Entries taken from a collection
# # # # #

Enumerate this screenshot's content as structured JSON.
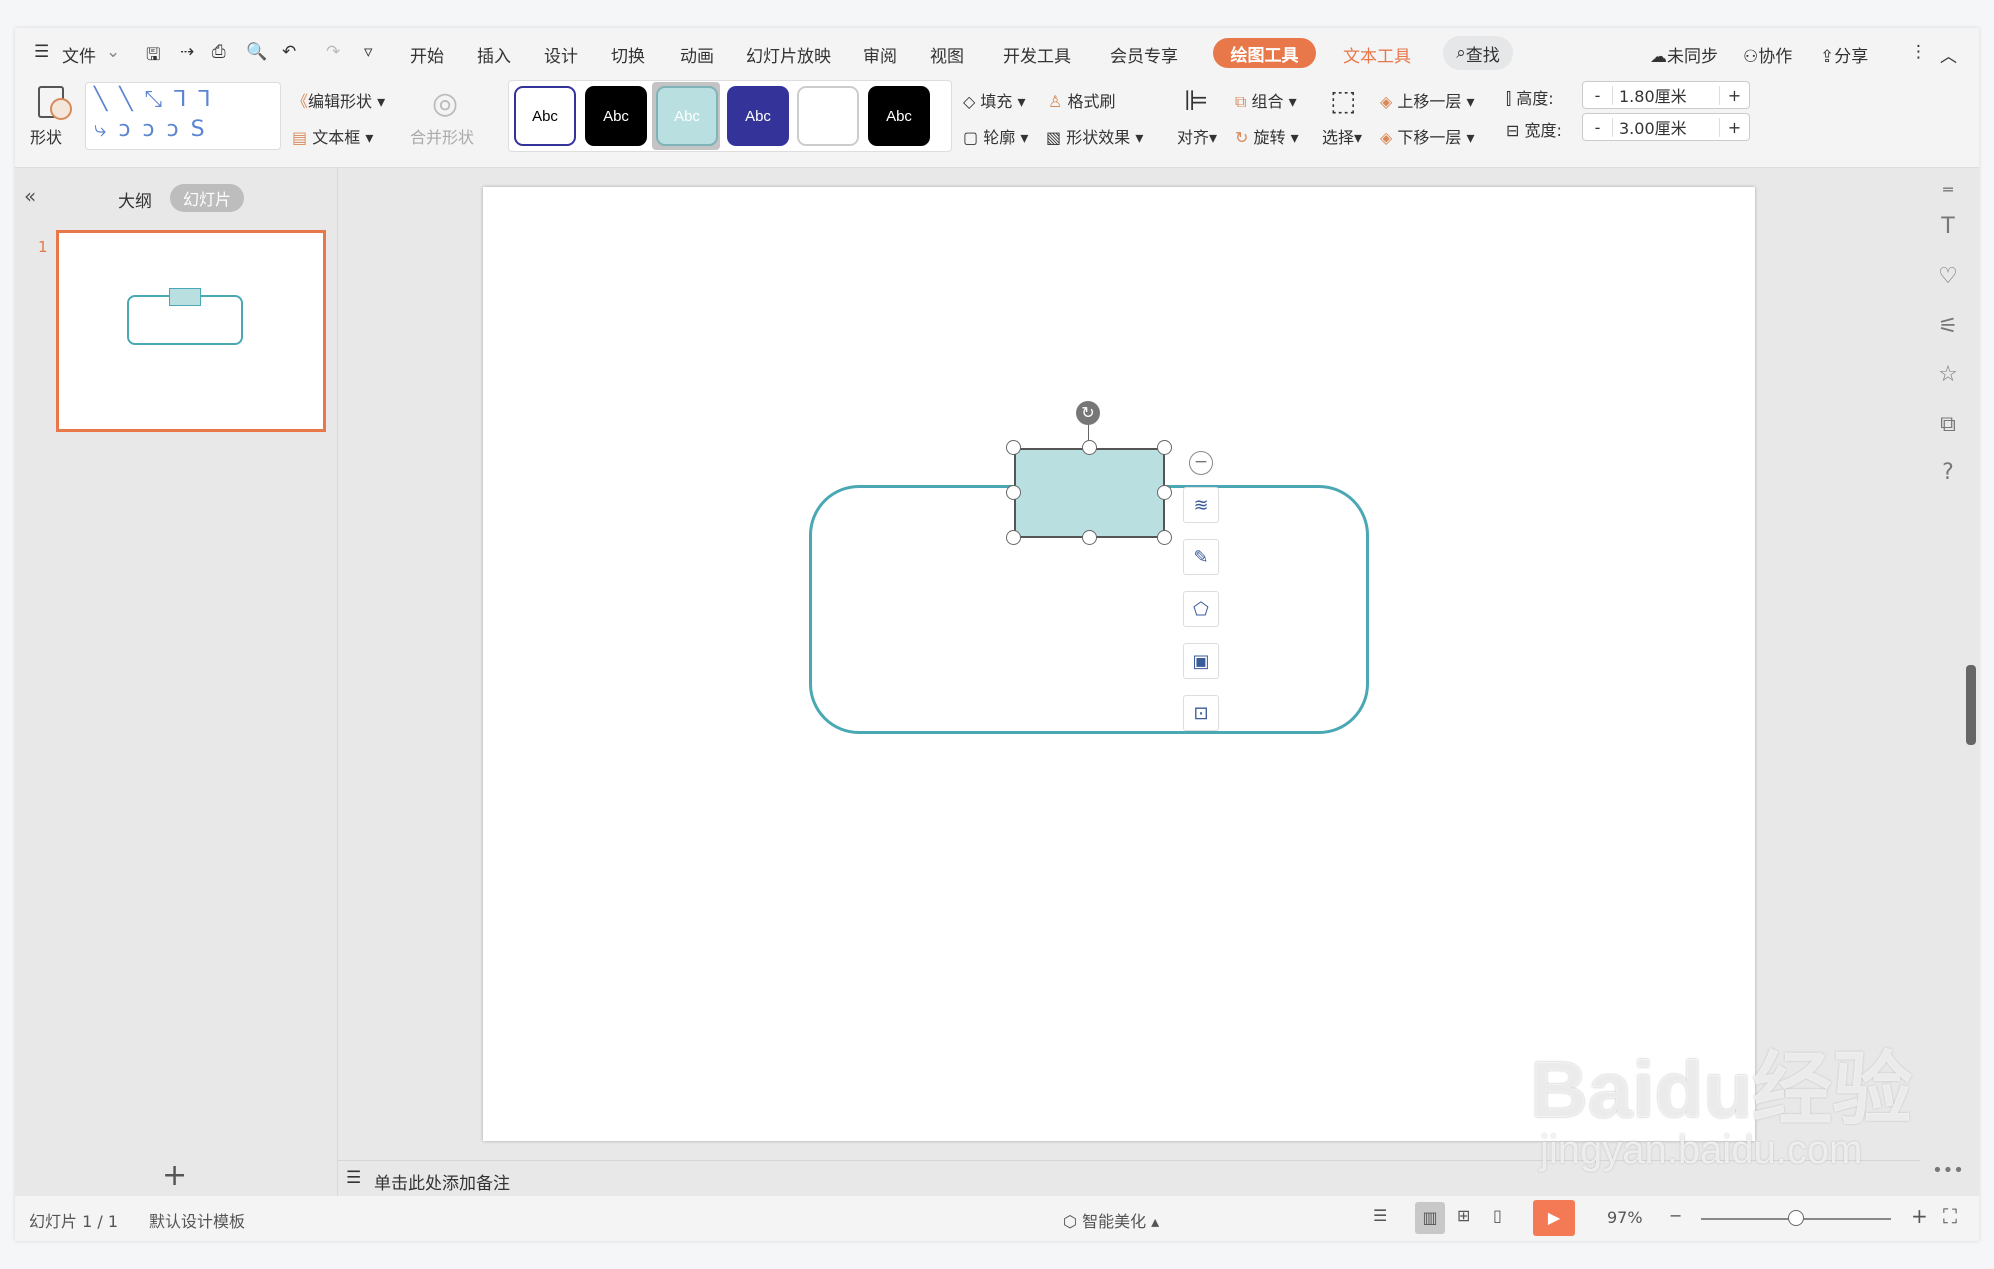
{
  "menu": {
    "file": "文件",
    "tabs": [
      "开始",
      "插入",
      "设计",
      "切换",
      "动画",
      "幻灯片放映",
      "审阅",
      "视图",
      "开发工具",
      "会员专享"
    ],
    "drawing_tools": "绘图工具",
    "text_tools": "文本工具",
    "search": "查找",
    "unsynced": "未同步",
    "collab": "协作",
    "share": "分享"
  },
  "ribbon": {
    "shape": "形状",
    "edit_shape": "编辑形状",
    "textbox": "文本框",
    "merge_shape": "合并形状",
    "styles": [
      "Abc",
      "Abc",
      "Abc",
      "Abc",
      "",
      "Abc"
    ],
    "fill": "填充",
    "format_painter": "格式刷",
    "outline": "轮廓",
    "shape_effect": "形状效果",
    "align": "对齐",
    "group": "组合",
    "rotate": "旋转",
    "select": "选择",
    "bring_forward": "上移一层",
    "send_backward": "下移一层",
    "height_label": "高度:",
    "height_value": "1.80厘米",
    "width_label": "宽度:",
    "width_value": "3.00厘米",
    "minus": "-",
    "plus": "+"
  },
  "left_panel": {
    "collapse": "«",
    "tab_outline": "大纲",
    "tab_slides": "幻灯片",
    "slide_number": "1",
    "add": "+"
  },
  "notes": {
    "placeholder": "单击此处添加备注"
  },
  "status": {
    "slide_count": "幻灯片 1 / 1",
    "template": "默认设计模板",
    "beautify": "智能美化",
    "zoom": "97%",
    "zoom_fraction": 0.5
  },
  "colors": {
    "accent": "#e8784a",
    "shape_fill": "#b9dfe1",
    "shape_stroke": "#4aa8b4",
    "thumb_border": "#e8784a"
  },
  "watermark": "Baidu经验 jingyan.baidu.com"
}
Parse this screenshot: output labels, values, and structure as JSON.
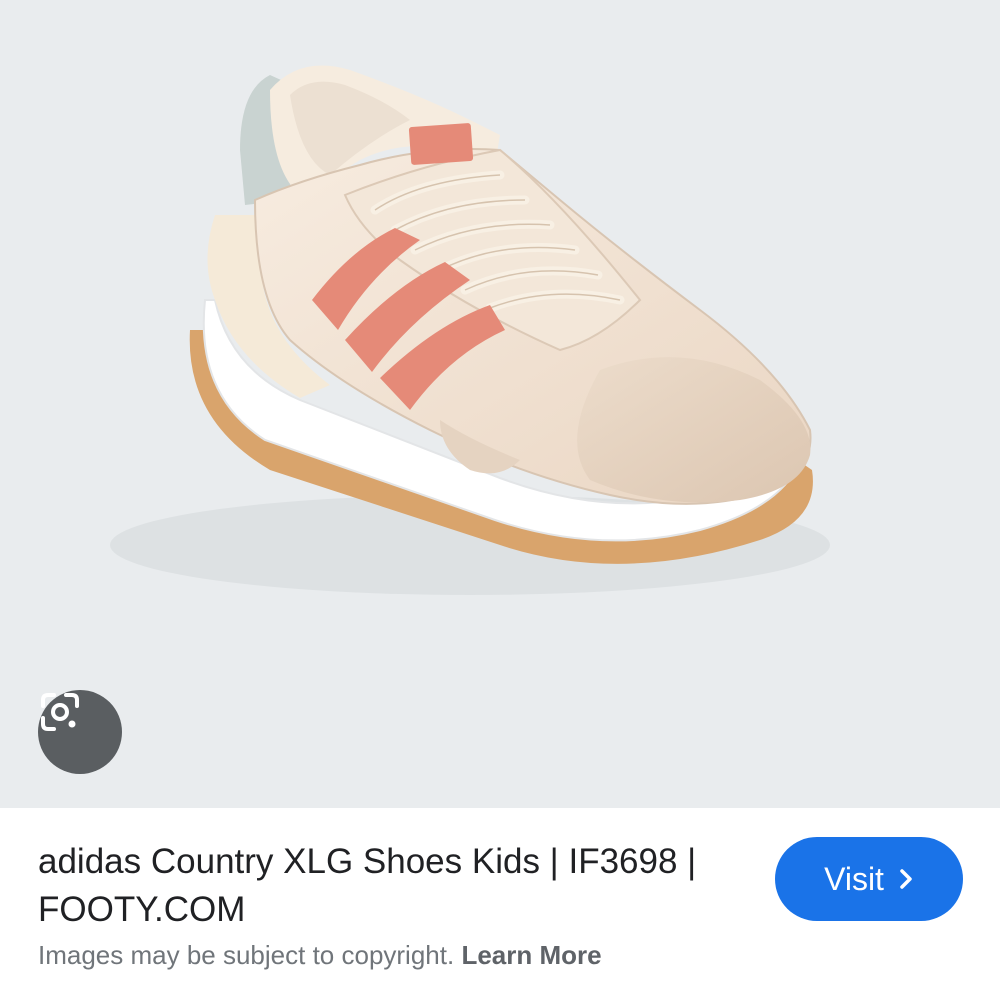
{
  "result": {
    "title_line1": "adidas Country XLG Shoes Kids | IF3698 |",
    "title_line2": "FOOTY.COM",
    "visit_label": "Visit",
    "copyright_text": "Images may be subject to copyright.",
    "learn_more_label": "Learn More"
  },
  "image": {
    "subject": "Beige sneaker with salmon pink three stripes, white platform midsole and gum outsole",
    "icons": [
      "google-lens-icon",
      "chevron-right-icon"
    ]
  },
  "colors": {
    "image_background": "#e9ecee",
    "visit_button": "#1a73e8",
    "lens_button": "#5a5e61",
    "stripes": "#e58a78",
    "upper": "#f1e3d3",
    "sole_gum": "#d9a46c"
  }
}
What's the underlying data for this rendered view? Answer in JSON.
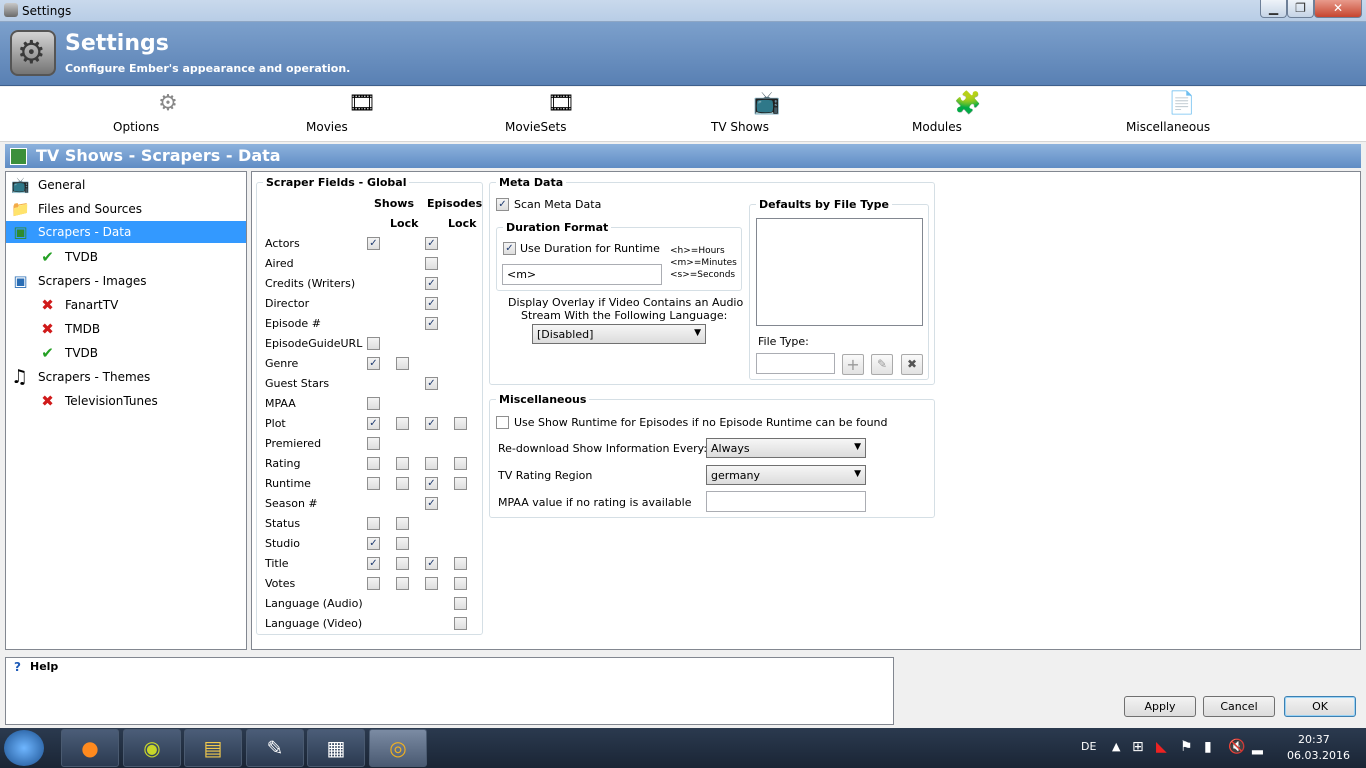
{
  "window": {
    "title": "Settings"
  },
  "header": {
    "title": "Settings",
    "subtitle": "Configure Ember's appearance and operation."
  },
  "toolbar": {
    "items": [
      {
        "label": "Options"
      },
      {
        "label": "Movies"
      },
      {
        "label": "MovieSets"
      },
      {
        "label": "TV Shows"
      },
      {
        "label": "Modules"
      },
      {
        "label": "Miscellaneous"
      }
    ]
  },
  "section": {
    "title": "TV Shows - Scrapers - Data"
  },
  "tree": {
    "items": [
      {
        "label": "General"
      },
      {
        "label": "Files and Sources"
      },
      {
        "label": "Scrapers - Data"
      },
      {
        "label": "TVDB"
      },
      {
        "label": "Scrapers - Images"
      },
      {
        "label": "FanartTV"
      },
      {
        "label": "TMDB"
      },
      {
        "label": "TVDB"
      },
      {
        "label": "Scrapers - Themes"
      },
      {
        "label": "TelevisionTunes"
      }
    ]
  },
  "scraper_fields": {
    "title": "Scraper Fields - Global",
    "col_shows": "Shows",
    "col_episodes": "Episodes",
    "col_lock": "Lock",
    "check_mark": "✓",
    "rows": [
      {
        "label": "Actors"
      },
      {
        "label": "Aired"
      },
      {
        "label": "Credits (Writers)"
      },
      {
        "label": "Director"
      },
      {
        "label": "Episode #"
      },
      {
        "label": "EpisodeGuideURL"
      },
      {
        "label": "Genre"
      },
      {
        "label": "Guest Stars"
      },
      {
        "label": "MPAA"
      },
      {
        "label": "Plot"
      },
      {
        "label": "Premiered"
      },
      {
        "label": "Rating"
      },
      {
        "label": "Runtime"
      },
      {
        "label": "Season #"
      },
      {
        "label": "Status"
      },
      {
        "label": "Studio"
      },
      {
        "label": "Title"
      },
      {
        "label": "Votes"
      },
      {
        "label": "Language (Audio)"
      },
      {
        "label": "Language (Video)"
      }
    ]
  },
  "meta_data": {
    "title": "Meta Data",
    "scan_label": "Scan Meta Data",
    "duration_title": "Duration Format",
    "use_duration_label": "Use Duration for Runtime",
    "duration_value": "<m>",
    "hint_h": "<h>=Hours",
    "hint_m": "<m>=Minutes",
    "hint_s": "<s>=Seconds",
    "overlay_text_1": "Display Overlay if Video Contains an Audio",
    "overlay_text_2": "Stream With the Following Language:",
    "overlay_value": "[Disabled]",
    "defaults_title": "Defaults by File Type",
    "file_type_label": "File Type:",
    "add_icon": "+",
    "edit_icon": "✎",
    "remove_icon": "✖"
  },
  "misc": {
    "title": "Miscellaneous",
    "runtime_label": "Use Show Runtime for Episodes if no Episode Runtime can be found",
    "redownload_label": "Re-download Show Information Every:",
    "redownload_value": "Always",
    "rating_region_label": "TV Rating Region",
    "rating_region_value": "germany",
    "mpaa_label": "MPAA value if no rating is available",
    "mpaa_value": ""
  },
  "help": {
    "title": "Help",
    "icon": "?"
  },
  "buttons": {
    "apply": "Apply",
    "cancel": "Cancel",
    "ok": "OK"
  },
  "taskbar": {
    "lang": "DE",
    "time": "20:37",
    "date": "06.03.2016"
  }
}
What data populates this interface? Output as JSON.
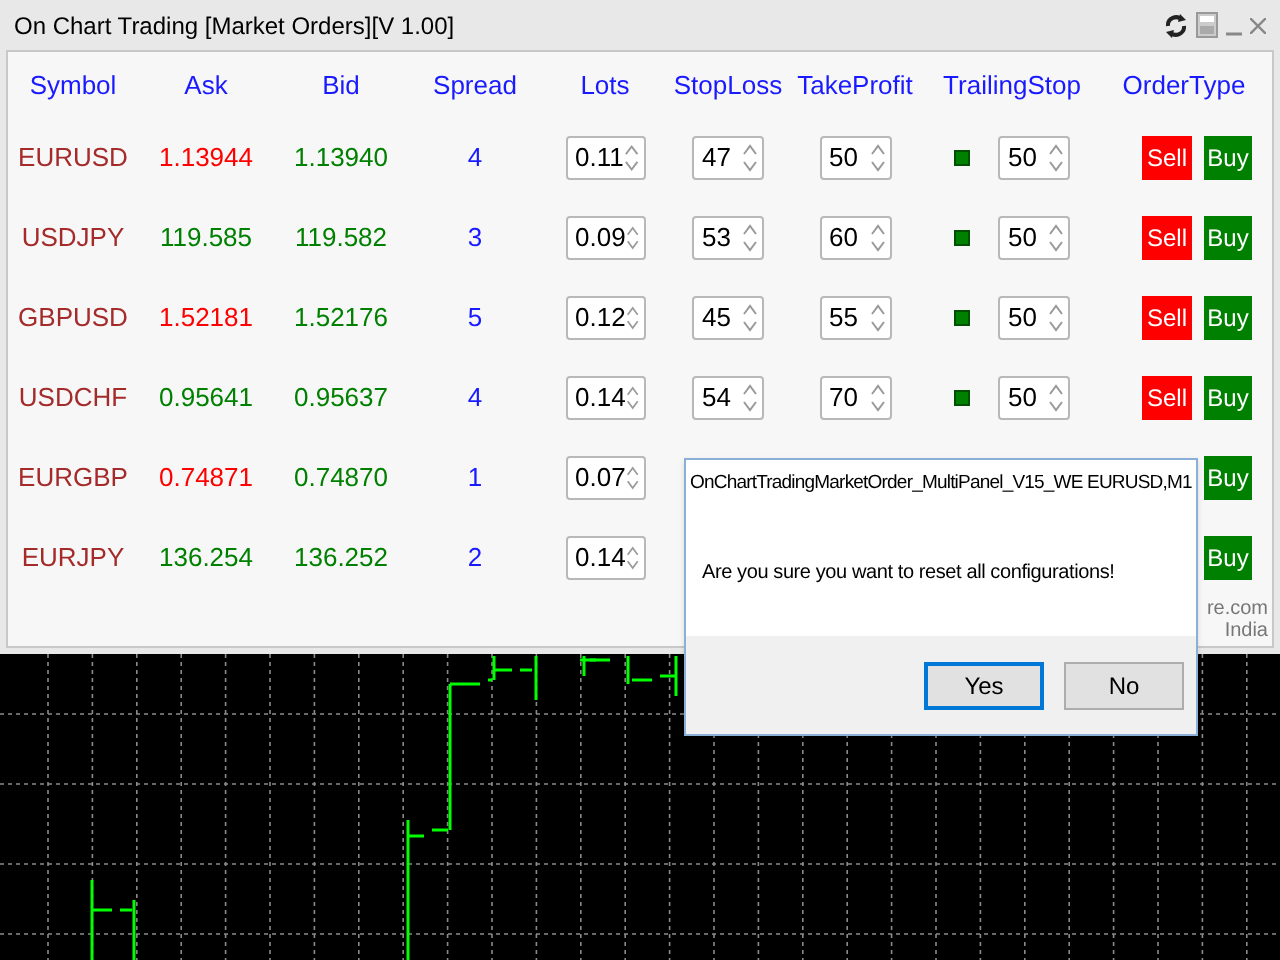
{
  "window": {
    "title": "On Chart Trading [Market Orders][V 1.00]"
  },
  "columns": [
    "Symbol",
    "Ask",
    "Bid",
    "Spread",
    "Lots",
    "StopLoss",
    "TakeProfit",
    "TrailingStop",
    "OrderType"
  ],
  "rows": [
    {
      "symbol": "EURUSD",
      "ask": {
        "text": "1.13944",
        "color": "#ff0000"
      },
      "bid": "1.13940",
      "spread": "4",
      "lots": "0.11",
      "stop_loss": "47",
      "take_profit": "50",
      "trailing_on": true,
      "trailing_stop": "50",
      "sell": "Sell",
      "buy": "Buy"
    },
    {
      "symbol": "USDJPY",
      "ask": {
        "text": "119.585",
        "color": "#008000"
      },
      "bid": "119.582",
      "spread": "3",
      "lots": "0.09",
      "stop_loss": "53",
      "take_profit": "60",
      "trailing_on": true,
      "trailing_stop": "50",
      "sell": "Sell",
      "buy": "Buy"
    },
    {
      "symbol": "GBPUSD",
      "ask": {
        "text": "1.52181",
        "color": "#ff0000"
      },
      "bid": "1.52176",
      "spread": "5",
      "lots": "0.12",
      "stop_loss": "45",
      "take_profit": "55",
      "trailing_on": true,
      "trailing_stop": "50",
      "sell": "Sell",
      "buy": "Buy"
    },
    {
      "symbol": "USDCHF",
      "ask": {
        "text": "0.95641",
        "color": "#008000"
      },
      "bid": "0.95637",
      "spread": "4",
      "lots": "0.14",
      "stop_loss": "54",
      "take_profit": "70",
      "trailing_on": true,
      "trailing_stop": "50",
      "sell": "Sell",
      "buy": "Buy"
    },
    {
      "symbol": "EURGBP",
      "ask": {
        "text": "0.74871",
        "color": "#ff0000"
      },
      "bid": "0.74870",
      "spread": "1",
      "lots": "0.07",
      "buy": "Buy"
    },
    {
      "symbol": "EURJPY",
      "ask": {
        "text": "136.254",
        "color": "#008000"
      },
      "bid": "136.252",
      "spread": "2",
      "lots": "0.14",
      "buy": "Buy"
    }
  ],
  "footer_lines": [
    "re.com",
    "India"
  ],
  "dialog": {
    "title": "OnChartTradingMarketOrder_MultiPanel_V15_WE EURUSD,M1",
    "message": "Are you sure you want to reset all configurations!",
    "buttons": [
      {
        "label": "Yes",
        "focused": true
      },
      {
        "label": "No",
        "focused": false
      }
    ]
  }
}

# # # # #

Show every line from the listing above in which the string "Scrapers" appears.

§ COMPLETED EXERCISE
    "title": "TV Shows - Scrapers - Data"
        "label": "Scrapers - Data"
        "label": "Scrapers - Images"
        "label": "Scrapers - Themes"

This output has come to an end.